**DESCRIPTION OF THE TASK:**
Tally the lines in the listing below that contain "JSON" and report the tally alone.

**ENTRIES SHOWN:**
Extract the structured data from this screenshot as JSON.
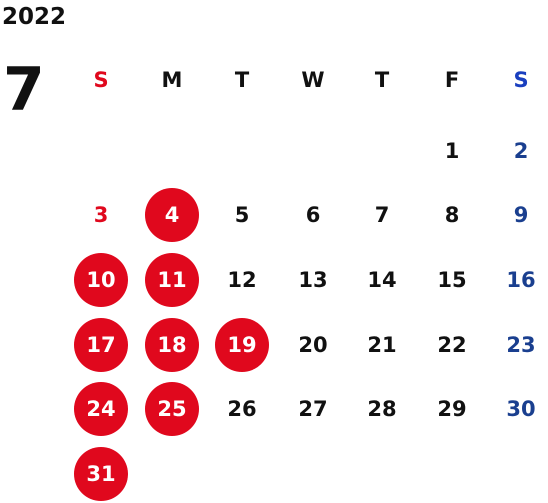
{
  "calendar": {
    "year": "2022",
    "month": "7",
    "weekdays": [
      "S",
      "M",
      "T",
      "W",
      "T",
      "F",
      "S"
    ],
    "weekday_colors": [
      "#e0081d",
      "#111111",
      "#111111",
      "#111111",
      "#111111",
      "#111111",
      "#1a3fbf"
    ],
    "colors": {
      "highlight_fill": "#e0081d",
      "sunday_text": "#e0081d",
      "saturday_text": "#1a3f8f",
      "weekday_text": "#111111",
      "highlight_text": "#ffffff"
    },
    "first_weekday_index": 5,
    "days": [
      {
        "num": "1",
        "highlight": false
      },
      {
        "num": "2",
        "highlight": false
      },
      {
        "num": "3",
        "highlight": false
      },
      {
        "num": "4",
        "highlight": true
      },
      {
        "num": "5",
        "highlight": false
      },
      {
        "num": "6",
        "highlight": false
      },
      {
        "num": "7",
        "highlight": false
      },
      {
        "num": "8",
        "highlight": false
      },
      {
        "num": "9",
        "highlight": false
      },
      {
        "num": "10",
        "highlight": true
      },
      {
        "num": "11",
        "highlight": true
      },
      {
        "num": "12",
        "highlight": false
      },
      {
        "num": "13",
        "highlight": false
      },
      {
        "num": "14",
        "highlight": false
      },
      {
        "num": "15",
        "highlight": false
      },
      {
        "num": "16",
        "highlight": false
      },
      {
        "num": "17",
        "highlight": true
      },
      {
        "num": "18",
        "highlight": true
      },
      {
        "num": "19",
        "highlight": true
      },
      {
        "num": "20",
        "highlight": false
      },
      {
        "num": "21",
        "highlight": false
      },
      {
        "num": "22",
        "highlight": false
      },
      {
        "num": "23",
        "highlight": false
      },
      {
        "num": "24",
        "highlight": true
      },
      {
        "num": "25",
        "highlight": true
      },
      {
        "num": "26",
        "highlight": false
      },
      {
        "num": "27",
        "highlight": false
      },
      {
        "num": "28",
        "highlight": false
      },
      {
        "num": "29",
        "highlight": false
      },
      {
        "num": "30",
        "highlight": false
      },
      {
        "num": "31",
        "highlight": true
      }
    ]
  }
}
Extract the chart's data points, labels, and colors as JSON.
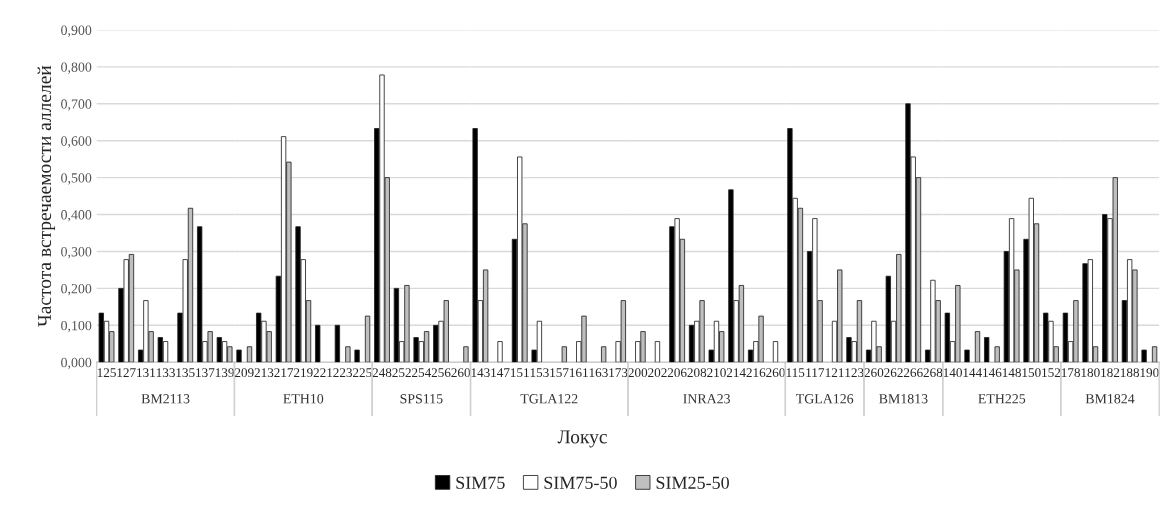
{
  "chart_data": [
    {
      "type": "bar",
      "ylabel": "Частота встречаемости аллелей",
      "xlabel": "BM2113",
      "categories": [
        "125",
        "127",
        "131",
        "133",
        "135",
        "137",
        "139"
      ],
      "series": [
        {
          "color": "#000000",
          "values": [
            0.133,
            0.2,
            0.033,
            0.067,
            0.133,
            0.367,
            0.067
          ]
        },
        {
          "color": "#ffffff",
          "values": [
            0.111,
            0.278,
            0.167,
            0.056,
            0.278,
            0.056,
            0.056
          ]
        },
        {
          "color": "#bfbfbf",
          "values": [
            0.083,
            0.292,
            0.083,
            null,
            0.417,
            0.083,
            0.042
          ]
        }
      ],
      "ylim": [
        0,
        0.9
      ],
      "yticks": [
        {
          "value": 0,
          "label": "0,000"
        },
        {
          "value": 0.1,
          "label": "0,100"
        },
        {
          "value": 0.2,
          "label": "0,200"
        },
        {
          "value": 0.3,
          "label": "0,300"
        },
        {
          "value": 0.4,
          "label": "0,400"
        },
        {
          "value": 0.5,
          "label": "0,500"
        },
        {
          "value": 0.6,
          "label": "0,600"
        },
        {
          "value": 0.7,
          "label": "0,700"
        },
        {
          "value": 0.8,
          "label": "0,800"
        },
        {
          "value": 0.9,
          "label": "0,900"
        }
      ],
      "grid": "y"
    },
    {
      "type": "bar",
      "xlabel": "ETH10",
      "categories": [
        "209",
        "213",
        "217",
        "219",
        "221",
        "223",
        "225"
      ],
      "series": [
        {
          "color": "#000000",
          "values": [
            0.033,
            0.133,
            0.233,
            0.367,
            0.1,
            0.1,
            0.033
          ]
        },
        {
          "color": "#ffffff",
          "values": [
            null,
            0.111,
            0.611,
            0.278,
            null,
            null,
            null
          ]
        },
        {
          "color": "#bfbfbf",
          "values": [
            0.042,
            0.083,
            0.542,
            0.167,
            null,
            0.042,
            0.125
          ]
        }
      ],
      "ylim": [
        0,
        0.9
      ],
      "grid": "y",
      "tick_labels": "x"
    },
    {
      "type": "bar",
      "xlabel": "SPS115",
      "categories": [
        "248",
        "252",
        "254",
        "256",
        "260"
      ],
      "series": [
        {
          "color": "#000000",
          "values": [
            0.633,
            0.2,
            0.067,
            0.1,
            null
          ]
        },
        {
          "color": "#ffffff",
          "values": [
            0.778,
            0.056,
            0.056,
            0.111,
            null
          ]
        },
        {
          "color": "#bfbfbf",
          "values": [
            0.5,
            0.208,
            0.083,
            0.167,
            0.042
          ]
        }
      ],
      "ylim": [
        0,
        0.9
      ],
      "grid": "y",
      "tick_labels": "x"
    },
    {
      "type": "bar",
      "xlabel": "TGLA122",
      "categories": [
        "143",
        "147",
        "151",
        "153",
        "157",
        "161",
        "163",
        "173"
      ],
      "series": [
        {
          "color": "#000000",
          "values": [
            0.633,
            null,
            0.333,
            0.033,
            null,
            null,
            null,
            null
          ]
        },
        {
          "color": "#ffffff",
          "values": [
            0.167,
            0.056,
            0.556,
            0.111,
            null,
            0.056,
            null,
            0.056
          ]
        },
        {
          "color": "#bfbfbf",
          "values": [
            0.25,
            null,
            0.375,
            null,
            0.042,
            0.125,
            0.042,
            0.167
          ]
        }
      ],
      "ylim": [
        0,
        0.9
      ],
      "grid": "y",
      "tick_labels": "x"
    },
    {
      "type": "bar",
      "xlabel": "INRA23",
      "categories": [
        "200",
        "202",
        "206",
        "208",
        "210",
        "214",
        "216",
        "260"
      ],
      "series": [
        {
          "name": "SIM75",
          "color": "#000000",
          "values": [
            null,
            null,
            0.367,
            0.1,
            0.033,
            0.467,
            0.033,
            null
          ]
        },
        {
          "name": "SIM75-50",
          "color": "#ffffff",
          "values": [
            0.056,
            0.056,
            0.389,
            0.111,
            0.111,
            0.167,
            0.056,
            0.056
          ]
        },
        {
          "name": "SIM25-50",
          "color": "#bfbfbf",
          "values": [
            0.083,
            null,
            0.333,
            0.167,
            0.083,
            0.208,
            0.125,
            null
          ]
        }
      ],
      "ylim": [
        0,
        0.9
      ],
      "grid": "y",
      "tick_labels": "x",
      "legend": "bottom",
      "annotations": [
        "Локус"
      ]
    },
    {
      "type": "bar",
      "xlabel": "TGLA126",
      "categories": [
        "115",
        "117",
        "121",
        "123"
      ],
      "series": [
        {
          "color": "#000000",
          "values": [
            0.633,
            0.3,
            null,
            0.067
          ]
        },
        {
          "color": "#ffffff",
          "values": [
            0.444,
            0.389,
            0.111,
            0.056
          ]
        },
        {
          "color": "#bfbfbf",
          "values": [
            0.417,
            0.167,
            0.25,
            0.167
          ]
        }
      ],
      "ylim": [
        0,
        0.9
      ],
      "grid": "y",
      "tick_labels": "x"
    },
    {
      "type": "bar",
      "xlabel": "BM1813",
      "categories": [
        "260",
        "262",
        "266",
        "268"
      ],
      "series": [
        {
          "color": "#000000",
          "values": [
            0.033,
            0.233,
            0.7,
            0.033
          ]
        },
        {
          "color": "#ffffff",
          "values": [
            0.111,
            0.111,
            0.556,
            0.222
          ]
        },
        {
          "color": "#bfbfbf",
          "values": [
            0.042,
            0.292,
            0.5,
            0.167
          ]
        }
      ],
      "ylim": [
        0,
        0.9
      ],
      "grid": "y",
      "tick_labels": "x"
    },
    {
      "type": "bar",
      "xlabel": "ETH225",
      "categories": [
        "140",
        "144",
        "146",
        "148",
        "150",
        "152"
      ],
      "series": [
        {
          "color": "#000000",
          "values": [
            0.133,
            0.033,
            0.067,
            0.3,
            0.333,
            0.133
          ]
        },
        {
          "color": "#ffffff",
          "values": [
            0.056,
            null,
            null,
            0.389,
            0.444,
            0.111
          ]
        },
        {
          "color": "#bfbfbf",
          "values": [
            0.208,
            0.083,
            0.042,
            0.25,
            0.375,
            0.042
          ]
        }
      ],
      "ylim": [
        0,
        0.9
      ],
      "grid": "y",
      "tick_labels": "x"
    },
    {
      "type": "bar",
      "xlabel": "BM1824",
      "categories": [
        "178",
        "180",
        "182",
        "188",
        "190"
      ],
      "series": [
        {
          "color": "#000000",
          "values": [
            0.133,
            0.267,
            0.4,
            0.167,
            0.033
          ]
        },
        {
          "color": "#ffffff",
          "values": [
            0.056,
            0.278,
            0.389,
            0.278,
            null
          ]
        },
        {
          "color": "#bfbfbf",
          "values": [
            0.167,
            0.042,
            0.5,
            0.25,
            0.042
          ]
        }
      ],
      "ylim": [
        0,
        0.9
      ],
      "grid": "y",
      "tick_labels": "x"
    }
  ]
}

**EXERCISE RESULT:**
2